## BEGIN DATASET EXTRACT

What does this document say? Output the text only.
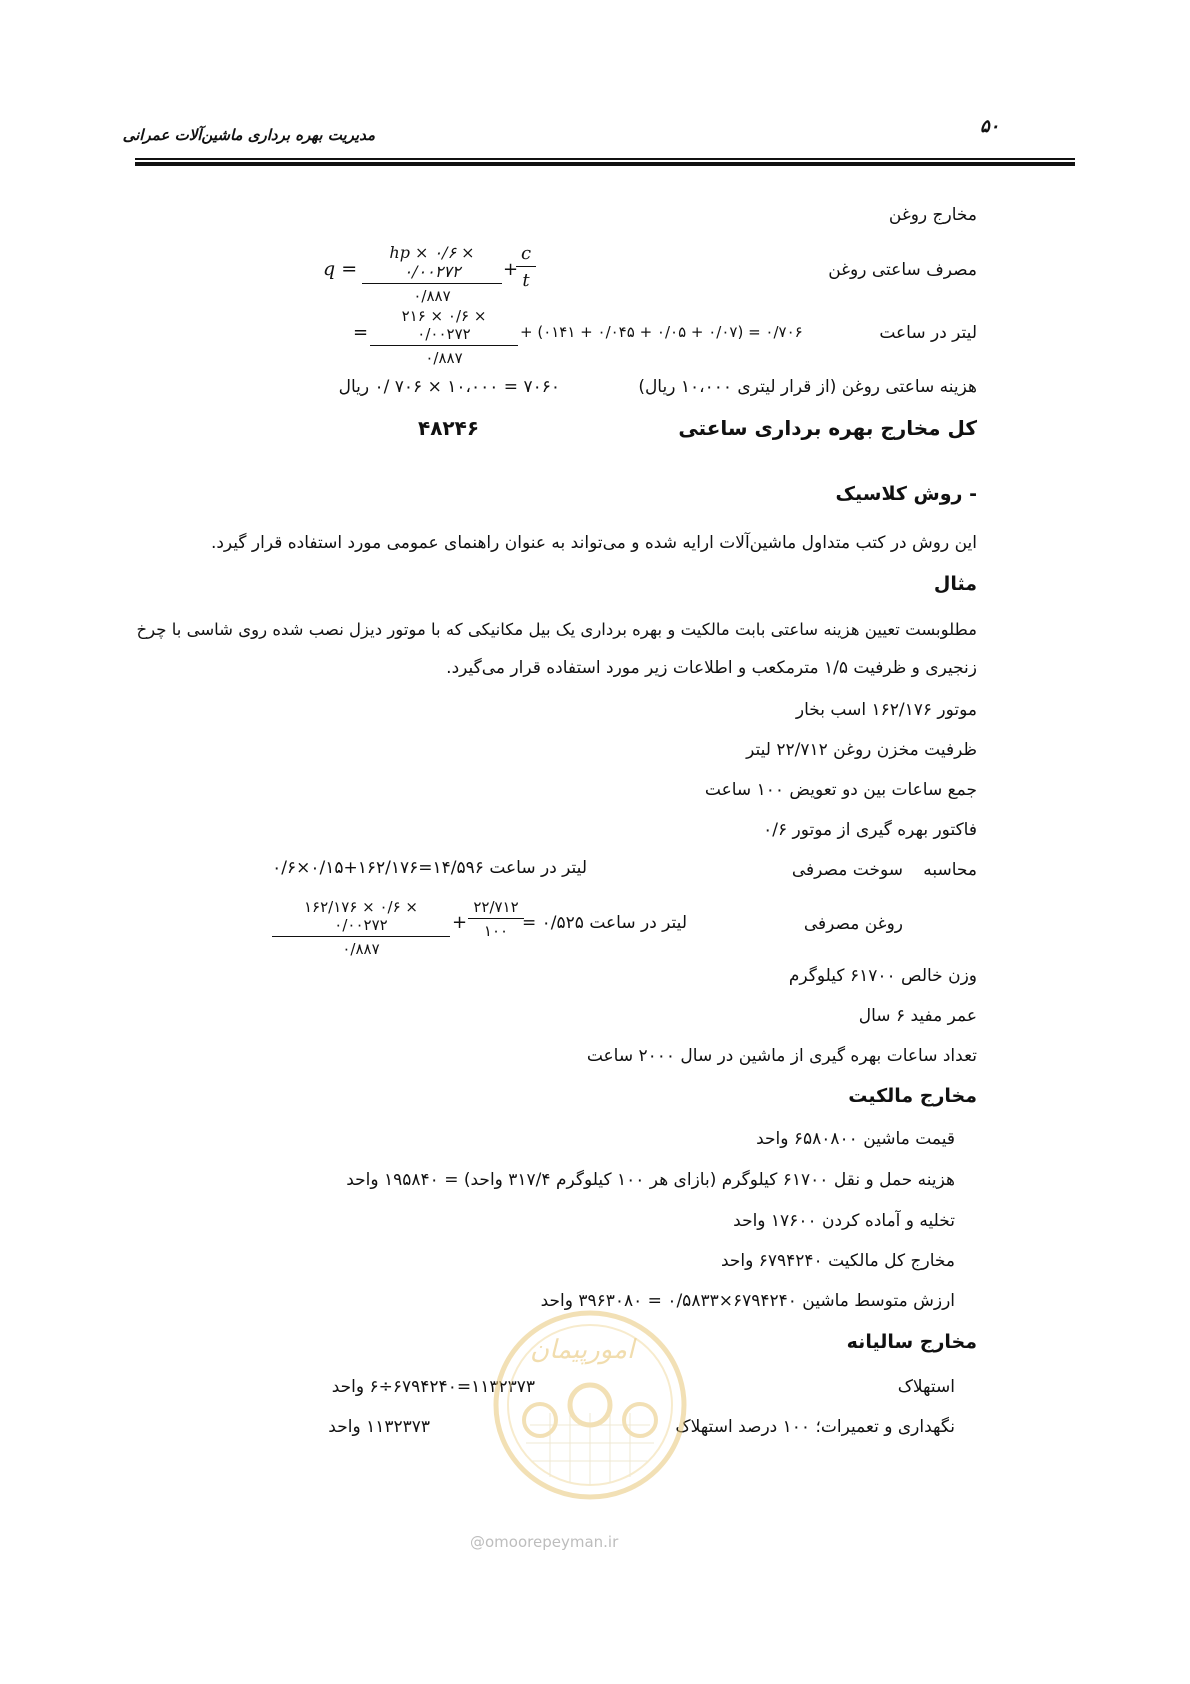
۵۰
مدیریت بهره برداری ماشین‌آلات عمرانی
مخارج روغن
مصرف ساعتی روغن
q =
hp × ۰/۶ × ۰/۰۰۲۷۲
۰/۸۸۷
+
$\frac{c}{t}$
لیتر در ساعت
=
۲۱۶ × ۰/۶ × ۰/۰۰۲۷۲
۰/۸۸۷
+ (۰۱۴۱ + ۰/۰۴۵ + ۰/۰۵ + ۰/۰۷) = ۰/۷۰۶
هزینه ساعتی روغن (از قرار لیتری ۱۰،۰۰۰ ریال)
۷۰۶۰ = ۱۰،۰۰۰ × ۷۰۶ /۰ ریال
کل مخارج بهره برداری ساعتی
۴۸۲۴۶
- روش کلاسیک
این روش در کتب متداول ماشین‌آلات ارایه شده و می‌تواند به عنوان راهنمای عمومی مورد استفاده قرار گیرد.
مثال
مطلوبست تعیین هزینه ساعتی بابت مالکیت و بهره برداری یک بیل مکانیکی که با موتور دیزل نصب شده روی شاسی با چرخ
زنجیری و ظرفیت ۱/۵ مترمکعب و اطلاعات زیر مورد استفاده قرار می‌گیرد.
موتور ۱۶۲/۱۷۶ اسب بخار
ظرفیت مخزن روغن ۲۲/۷۱۲ لیتر
جمع ساعات بین دو تعویض ۱۰۰ ساعت
فاکتور بهره گیری از موتور ۰/۶
محاسبه
سوخت مصرفی
لیتر در ساعت ۱۴/۵۹۶=۱۶۲/۱۷۶+۰/۱۵×۰/۶
روغن مصرفی
لیتر در ساعت ۰/۵۲۵ =
۲۲/۷۱۲
۱۰۰
+
۱۶۲/۱۷۶ × ۰/۶ × ۰/۰۰۲۷۲
۰/۸۸۷
وزن خالص ۶۱۷۰۰ کیلوگرم
عمر مفید ۶ سال
تعداد ساعات بهره گیری از ماشین در سال ۲۰۰۰ ساعت
مخارج مالکیت
قیمت ماشین ۶۵۸۰۸۰۰ واحد
هزینه حمل و نقل ۶۱۷۰۰ کیلوگرم (بازای هر ۱۰۰ کیلوگرم ۳۱۷/۴ واحد) = ۱۹۵۸۴۰ واحد
تخلیه و آماده کردن ۱۷۶۰۰ واحد
مخارج کل مالکیت ۶۷۹۴۲۴۰ واحد
ارزش متوسط ماشین ۶۷۹۴۲۴۰×۰/۵۸۳۳ = ۳۹۶۳۰۸۰ واحد
مخارج سالیانه
استهلاک
۱۱۳۲۳۷۳=۶۷۹۴۲۴۰÷۶ واحد
نگهداری و تعمیرات؛ ۱۰۰ درصد استهلاک
۱۱۳۲۳۷۳ واحد
امورپیمان
@omoorepeyman.ir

## END DATASET EXTRACT

Output the lines above in full and exactly as given, omitting any pictures.

What does this document say? Output the text only.
۵۰
مدیریت بهره برداری ماشین‌آلات عمرانی
مخارج روغن
مصرف ساعتی روغن
q =
hp × ۰/۶ × ۰/۰۰۲۷۲
۰/۸۸۷
+
$\frac{c}{t}$
لیتر در ساعت
=
۲۱۶ × ۰/۶ × ۰/۰۰۲۷۲
۰/۸۸۷
+ (۰۱۴۱ + ۰/۰۴۵ + ۰/۰۵ + ۰/۰۷) = ۰/۷۰۶
هزینه ساعتی روغن (از قرار لیتری ۱۰،۰۰۰ ریال)
۷۰۶۰ = ۱۰،۰۰۰ × ۷۰۶ /۰ ریال
کل مخارج بهره برداری ساعتی
۴۸۲۴۶
- روش کلاسیک
این روش در کتب متداول ماشین‌آلات ارایه شده و می‌تواند به عنوان راهنمای عمومی مورد استفاده قرار گیرد.
مثال
مطلوبست تعیین هزینه ساعتی بابت مالکیت و بهره برداری یک بیل مکانیکی که با موتور دیزل نصب شده روی شاسی با چرخ
زنجیری و ظرفیت ۱/۵ مترمکعب و اطلاعات زیر مورد استفاده قرار می‌گیرد.
موتور ۱۶۲/۱۷۶ اسب بخار
ظرفیت مخزن روغن ۲۲/۷۱۲ لیتر
جمع ساعات بین دو تعویض ۱۰۰ ساعت
فاکتور بهره گیری از موتور ۰/۶
محاسبه
سوخت مصرفی
لیتر در ساعت ۱۴/۵۹۶=۱۶۲/۱۷۶+۰/۱۵×۰/۶
روغن مصرفی
لیتر در ساعت ۰/۵۲۵ =
۲۲/۷۱۲
۱۰۰
+
۱۶۲/۱۷۶ × ۰/۶ × ۰/۰۰۲۷۲
۰/۸۸۷
وزن خالص ۶۱۷۰۰ کیلوگرم
عمر مفید ۶ سال
تعداد ساعات بهره گیری از ماشین در سال ۲۰۰۰ ساعت
مخارج مالکیت
قیمت ماشین ۶۵۸۰۸۰۰ واحد
هزینه حمل و نقل ۶۱۷۰۰ کیلوگرم (بازای هر ۱۰۰ کیلوگرم ۳۱۷/۴ واحد) = ۱۹۵۸۴۰ واحد
تخلیه و آماده کردن ۱۷۶۰۰ واحد
مخارج کل مالکیت ۶۷۹۴۲۴۰ واحد
ارزش متوسط ماشین ۶۷۹۴۲۴۰×۰/۵۸۳۳ = ۳۹۶۳۰۸۰ واحد
مخارج سالیانه
استهلاک
۱۱۳۲۳۷۳=۶۷۹۴۲۴۰÷۶ واحد
نگهداری و تعمیرات؛ ۱۰۰ درصد استهلاک
۱۱۳۲۳۷۳ واحد
امورپیمان
@omoorepeyman.ir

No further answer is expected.